The answer to the crimes does for the Tao what “The Da Vinci Code” did with Catholic/Vatican history and “Se7en” did for the deadly sins: everything matches. Otherwise, our heroes race (or strut in slow-mo) in matching tan overcoats around Manhattan. I laughed at two recurring bits: an old forgetful sifu who mistakes Feng for a pretty girl and keeps complimenting him; and the western muscleman (Brett Azar), who asks how to say “Stop!” in Mandarin, and is told “Baba, da wo” (Daddy, hit me). He keeps saying it. Enthusiastically.
Meanwhile, the scene where our heroes steal a Central Park carriage and race through Times Square, shouting exuberantly, is almost a shout-out to America and Hollywood about the new status of Chinese cinema on the world market: We have arrived. Related: “Detective Chinatown 2” has already grossed $519 million in China. That's more than any comedy has ever grossed in the U.S.
唐 人 街 在 那 里？
The biggest problem with the film? At least abroad? Too broad. Again, I like the dynamic between Feng and Tang Ren, which plays off perceptions of new international China vs. old crass China. But Wang Baoqiang’s Tang Ren doesn’t make me laugh. Cringe, more like. He’s so over-the-top he makes Chris Tucker seem as subtle as a Michael Stuhlbarg character. I wish he'd tone it down a notch. Or 10.
Plus there’s just not enough Chinatown in “Detective Chinatown 2.” The title is a play off of Wang's character (Tang ren also means Chinatown), as well as the Chinatowns they‘re visiting (in Bangkok and New York), and I thought the series would give us the flavor of different Chinatowns around the world. Not. Maybe because Chinese audiences don’t want to see different Chinatowns? They want the exotic, not the familiar.
Next stop: Tokyo.
Movie Review: Operation Red Sea (2018)

LIST OF TASKS:
1. According to the Detective Chinatown 2 review, how much has the film grossed in China?
2. Name every actor the Detective Chinatown 2 review mentions by full name.
3. Proceed with the Detective Chinatown 2 review from the point where it stops.
The data that follows has no connection to the Detective Chinatown 2 review.

Element location data

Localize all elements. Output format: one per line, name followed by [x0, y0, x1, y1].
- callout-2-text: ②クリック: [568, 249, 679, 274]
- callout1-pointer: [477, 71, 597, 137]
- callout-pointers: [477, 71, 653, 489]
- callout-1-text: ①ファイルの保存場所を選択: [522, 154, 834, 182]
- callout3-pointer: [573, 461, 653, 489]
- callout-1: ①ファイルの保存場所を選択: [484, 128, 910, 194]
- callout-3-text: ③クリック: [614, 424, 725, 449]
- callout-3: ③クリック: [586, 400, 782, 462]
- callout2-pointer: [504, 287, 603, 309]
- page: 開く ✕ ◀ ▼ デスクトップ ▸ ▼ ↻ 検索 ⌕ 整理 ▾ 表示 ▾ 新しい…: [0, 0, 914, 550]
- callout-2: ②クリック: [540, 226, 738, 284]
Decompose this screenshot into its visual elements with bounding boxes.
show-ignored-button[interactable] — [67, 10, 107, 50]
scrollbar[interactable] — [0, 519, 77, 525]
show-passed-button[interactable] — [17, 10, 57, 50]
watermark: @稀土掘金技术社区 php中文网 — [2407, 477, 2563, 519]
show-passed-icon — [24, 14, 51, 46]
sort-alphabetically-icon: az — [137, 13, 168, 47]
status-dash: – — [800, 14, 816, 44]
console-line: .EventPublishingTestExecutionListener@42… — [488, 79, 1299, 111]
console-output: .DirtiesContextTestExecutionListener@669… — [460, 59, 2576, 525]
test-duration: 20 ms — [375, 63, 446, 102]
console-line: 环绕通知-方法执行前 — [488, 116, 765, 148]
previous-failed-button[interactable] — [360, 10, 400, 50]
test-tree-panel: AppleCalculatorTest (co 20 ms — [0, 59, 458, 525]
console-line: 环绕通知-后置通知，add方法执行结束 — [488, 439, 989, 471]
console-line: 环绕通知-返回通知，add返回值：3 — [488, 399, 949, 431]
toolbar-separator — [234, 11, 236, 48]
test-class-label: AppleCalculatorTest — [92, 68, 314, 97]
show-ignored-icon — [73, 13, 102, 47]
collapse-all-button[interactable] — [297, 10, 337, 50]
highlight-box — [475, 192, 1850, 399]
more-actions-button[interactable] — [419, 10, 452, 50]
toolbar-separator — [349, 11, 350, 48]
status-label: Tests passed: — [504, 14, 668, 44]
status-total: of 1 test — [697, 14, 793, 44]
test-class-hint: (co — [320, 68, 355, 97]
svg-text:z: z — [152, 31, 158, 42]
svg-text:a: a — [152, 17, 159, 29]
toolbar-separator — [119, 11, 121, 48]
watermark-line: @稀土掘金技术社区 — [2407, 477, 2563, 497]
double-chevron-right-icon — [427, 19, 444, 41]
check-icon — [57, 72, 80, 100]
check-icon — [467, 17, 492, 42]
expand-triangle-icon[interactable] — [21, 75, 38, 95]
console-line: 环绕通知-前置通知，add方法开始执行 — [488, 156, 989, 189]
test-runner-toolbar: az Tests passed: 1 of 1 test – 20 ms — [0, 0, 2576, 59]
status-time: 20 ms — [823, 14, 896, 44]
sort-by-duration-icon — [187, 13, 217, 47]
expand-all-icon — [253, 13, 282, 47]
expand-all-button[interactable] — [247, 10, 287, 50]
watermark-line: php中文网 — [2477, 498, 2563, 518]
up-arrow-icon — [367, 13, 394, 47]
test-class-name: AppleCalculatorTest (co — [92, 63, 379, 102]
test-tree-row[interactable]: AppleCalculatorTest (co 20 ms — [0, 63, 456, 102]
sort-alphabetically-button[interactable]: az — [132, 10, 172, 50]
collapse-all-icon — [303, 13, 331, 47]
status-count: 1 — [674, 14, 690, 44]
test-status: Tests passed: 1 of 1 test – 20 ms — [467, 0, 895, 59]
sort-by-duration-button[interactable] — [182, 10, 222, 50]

WRITTEN RESPONSES:
1. $519 million.

2. Brett Azar, Wang Baoqiang, Chris Tucker, Michael Stuhlbarg

3.
Who knew China’s humanitarian/military adventures would be so lucrative?
In March 2015, as fighting in the civil war in Yemen intensified, the Chinese Navy evacuated roughly 225 foreign nationals and 600 Chinese citizens from the southern port of Aden. It was a triumph: logistically, symbolically, internationally.
“Wolf Warrior II” (战 狼 II), released last summer, set its rescue of Chinese citizens and foreign nationals by the Chinese Navy and elite wolf warrior Leng Feng (Wu Jing) in a fictional southern African country. The film grossed US$854 million. It’s the biggest box-office hit in Chinese history.
“Operation Red Sea” (红 海 行 动), released last month, set its rescue of Chinese citizens and foreign nationals by the Chinese Navy and its elite Jiaolong Assault Team in a fictional northern African country, Yewaire, along the Arabian peninsula. The film has grossed $520 million and counting. It’s about to become the second-biggest box-office hit in Chinese history.
The movies share more than real-life inspiration and big bucks. Both begin with the hero/heroes taking down Somali pirates. Both end with callouts to Chinese citizens abroad: that the Chinese motherland has their back (“Wolf Warrior”); and here’s the number to call or text if you run into trouble (“Red Sea”).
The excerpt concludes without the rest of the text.